Written problem: Gather all lines in the entries below that include the word "podkroví".

[Recorded data]

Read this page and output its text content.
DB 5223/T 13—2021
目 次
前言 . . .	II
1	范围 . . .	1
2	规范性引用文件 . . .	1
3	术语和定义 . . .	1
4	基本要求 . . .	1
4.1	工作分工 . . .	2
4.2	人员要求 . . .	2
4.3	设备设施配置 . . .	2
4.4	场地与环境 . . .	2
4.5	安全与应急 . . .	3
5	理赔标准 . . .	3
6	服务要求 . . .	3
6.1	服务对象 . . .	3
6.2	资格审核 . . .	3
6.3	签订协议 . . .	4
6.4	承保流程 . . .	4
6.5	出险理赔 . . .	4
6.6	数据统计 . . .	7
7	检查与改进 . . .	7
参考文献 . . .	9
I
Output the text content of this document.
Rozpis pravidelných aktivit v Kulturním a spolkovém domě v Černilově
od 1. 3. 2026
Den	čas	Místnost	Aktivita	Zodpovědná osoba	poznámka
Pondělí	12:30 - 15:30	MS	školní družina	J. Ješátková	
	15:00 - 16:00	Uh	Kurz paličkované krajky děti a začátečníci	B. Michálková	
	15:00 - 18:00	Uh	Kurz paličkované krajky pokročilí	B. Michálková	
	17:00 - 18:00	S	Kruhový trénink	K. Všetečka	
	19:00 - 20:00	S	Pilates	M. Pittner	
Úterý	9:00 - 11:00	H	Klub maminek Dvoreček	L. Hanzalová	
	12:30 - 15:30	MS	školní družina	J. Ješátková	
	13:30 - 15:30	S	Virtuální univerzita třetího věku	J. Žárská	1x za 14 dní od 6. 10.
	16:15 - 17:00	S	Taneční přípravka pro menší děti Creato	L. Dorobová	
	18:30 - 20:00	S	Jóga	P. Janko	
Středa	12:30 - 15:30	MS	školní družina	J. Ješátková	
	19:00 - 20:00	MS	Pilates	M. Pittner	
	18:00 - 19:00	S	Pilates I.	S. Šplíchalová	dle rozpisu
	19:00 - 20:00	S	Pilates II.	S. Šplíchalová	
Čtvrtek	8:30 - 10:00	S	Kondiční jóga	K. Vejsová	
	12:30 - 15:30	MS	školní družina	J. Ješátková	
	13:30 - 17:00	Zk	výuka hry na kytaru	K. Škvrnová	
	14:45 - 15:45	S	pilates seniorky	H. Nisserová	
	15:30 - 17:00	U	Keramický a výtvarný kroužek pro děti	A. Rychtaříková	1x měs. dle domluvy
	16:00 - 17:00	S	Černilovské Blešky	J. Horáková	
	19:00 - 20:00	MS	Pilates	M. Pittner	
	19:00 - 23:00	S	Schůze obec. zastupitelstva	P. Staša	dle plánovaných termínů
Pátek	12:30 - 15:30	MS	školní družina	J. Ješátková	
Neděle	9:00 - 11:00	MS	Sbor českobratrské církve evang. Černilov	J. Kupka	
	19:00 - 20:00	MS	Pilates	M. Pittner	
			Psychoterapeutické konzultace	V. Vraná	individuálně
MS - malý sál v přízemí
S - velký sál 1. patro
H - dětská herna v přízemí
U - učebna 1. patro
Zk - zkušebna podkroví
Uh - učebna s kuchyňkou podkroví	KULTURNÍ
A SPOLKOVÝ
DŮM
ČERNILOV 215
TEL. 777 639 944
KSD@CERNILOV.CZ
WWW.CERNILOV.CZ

Solution below:
Zk - zkušebna podkroví
Uh - učebna s kuchyňkou podkroví	KULTURNÍ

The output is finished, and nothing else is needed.